# EXERCISE REQUIREMENTS
Go through the data below. List every line that holds the word "vessels".

# EXERCISE INPUT
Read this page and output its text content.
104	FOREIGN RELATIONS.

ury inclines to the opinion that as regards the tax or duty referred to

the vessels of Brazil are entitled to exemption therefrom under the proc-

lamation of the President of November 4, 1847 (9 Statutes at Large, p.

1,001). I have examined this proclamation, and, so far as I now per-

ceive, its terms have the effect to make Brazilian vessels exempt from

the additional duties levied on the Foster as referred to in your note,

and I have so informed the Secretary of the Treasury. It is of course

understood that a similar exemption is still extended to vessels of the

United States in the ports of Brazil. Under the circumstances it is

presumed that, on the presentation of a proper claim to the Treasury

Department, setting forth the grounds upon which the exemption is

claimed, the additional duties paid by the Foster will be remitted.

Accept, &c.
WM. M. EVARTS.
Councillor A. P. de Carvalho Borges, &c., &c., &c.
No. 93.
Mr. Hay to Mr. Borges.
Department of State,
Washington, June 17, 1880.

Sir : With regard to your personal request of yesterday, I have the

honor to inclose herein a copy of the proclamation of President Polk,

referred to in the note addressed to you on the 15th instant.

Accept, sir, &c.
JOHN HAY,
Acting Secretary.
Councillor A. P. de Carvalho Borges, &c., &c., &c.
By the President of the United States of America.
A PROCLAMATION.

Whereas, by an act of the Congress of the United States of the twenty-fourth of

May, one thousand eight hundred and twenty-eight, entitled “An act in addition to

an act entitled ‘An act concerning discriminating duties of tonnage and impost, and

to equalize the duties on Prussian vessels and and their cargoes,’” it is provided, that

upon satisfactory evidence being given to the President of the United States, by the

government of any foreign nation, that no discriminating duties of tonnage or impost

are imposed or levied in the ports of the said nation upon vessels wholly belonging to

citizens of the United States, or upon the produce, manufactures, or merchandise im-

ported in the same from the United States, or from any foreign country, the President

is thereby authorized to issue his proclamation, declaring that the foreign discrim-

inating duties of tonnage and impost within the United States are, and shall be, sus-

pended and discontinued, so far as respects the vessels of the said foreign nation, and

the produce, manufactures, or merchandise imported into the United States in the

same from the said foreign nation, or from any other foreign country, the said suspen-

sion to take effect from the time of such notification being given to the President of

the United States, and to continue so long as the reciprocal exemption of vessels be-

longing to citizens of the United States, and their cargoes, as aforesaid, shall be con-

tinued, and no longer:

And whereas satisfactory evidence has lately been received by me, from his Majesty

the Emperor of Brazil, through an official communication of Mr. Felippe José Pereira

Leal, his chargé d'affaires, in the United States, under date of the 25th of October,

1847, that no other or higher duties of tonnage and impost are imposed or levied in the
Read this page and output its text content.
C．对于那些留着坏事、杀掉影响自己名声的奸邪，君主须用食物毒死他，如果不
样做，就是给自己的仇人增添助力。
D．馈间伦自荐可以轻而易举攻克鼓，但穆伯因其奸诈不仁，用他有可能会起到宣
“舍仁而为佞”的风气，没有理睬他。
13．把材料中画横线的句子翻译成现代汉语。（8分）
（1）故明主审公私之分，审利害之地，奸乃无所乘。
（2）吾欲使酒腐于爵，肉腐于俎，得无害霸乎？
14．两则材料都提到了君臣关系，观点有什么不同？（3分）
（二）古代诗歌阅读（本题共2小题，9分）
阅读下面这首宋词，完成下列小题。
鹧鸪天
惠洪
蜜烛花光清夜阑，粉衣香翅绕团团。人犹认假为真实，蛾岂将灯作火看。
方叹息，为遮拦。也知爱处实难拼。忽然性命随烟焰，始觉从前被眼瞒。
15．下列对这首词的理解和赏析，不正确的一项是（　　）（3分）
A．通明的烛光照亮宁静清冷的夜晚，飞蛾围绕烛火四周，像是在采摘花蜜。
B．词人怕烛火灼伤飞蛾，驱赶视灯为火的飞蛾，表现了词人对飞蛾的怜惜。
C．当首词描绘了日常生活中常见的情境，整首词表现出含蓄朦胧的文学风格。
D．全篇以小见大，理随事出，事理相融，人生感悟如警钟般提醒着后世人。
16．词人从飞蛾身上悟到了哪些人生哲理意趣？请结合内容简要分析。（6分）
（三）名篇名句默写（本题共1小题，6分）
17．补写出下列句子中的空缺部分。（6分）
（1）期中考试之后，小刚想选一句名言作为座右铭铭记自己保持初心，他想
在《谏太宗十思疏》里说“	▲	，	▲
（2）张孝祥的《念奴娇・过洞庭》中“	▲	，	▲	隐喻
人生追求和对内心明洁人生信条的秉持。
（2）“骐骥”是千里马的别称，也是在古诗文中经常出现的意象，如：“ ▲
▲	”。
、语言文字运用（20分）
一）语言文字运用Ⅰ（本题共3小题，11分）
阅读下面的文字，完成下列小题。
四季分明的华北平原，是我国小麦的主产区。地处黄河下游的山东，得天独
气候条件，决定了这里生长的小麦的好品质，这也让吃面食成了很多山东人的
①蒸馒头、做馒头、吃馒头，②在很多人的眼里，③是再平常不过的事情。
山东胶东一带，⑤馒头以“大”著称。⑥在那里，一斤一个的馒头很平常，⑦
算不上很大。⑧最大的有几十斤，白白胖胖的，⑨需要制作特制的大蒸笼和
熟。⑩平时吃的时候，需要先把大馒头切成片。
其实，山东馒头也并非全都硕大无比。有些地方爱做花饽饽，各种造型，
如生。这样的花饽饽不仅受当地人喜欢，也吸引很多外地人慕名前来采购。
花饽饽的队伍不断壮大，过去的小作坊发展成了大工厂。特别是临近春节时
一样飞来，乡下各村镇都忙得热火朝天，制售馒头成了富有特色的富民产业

# RESULT OF THIS EXERCISE
the vessels of Brazil are entitled to exemption therefrom under the proc-
ceive, its terms have the effect to make Brazilian vessels exempt from
understood that a similar exemption is still extended to vessels of the
to equalize the duties on Prussian vessels and and their cargoes,’” it is provided, that
are imposed or levied in the ports of the said nation upon vessels wholly belonging to
pended and discontinued, so far as respects the vessels of the said foreign nation, and
the United States, and to continue so long as the reciprocal exemption of vessels be-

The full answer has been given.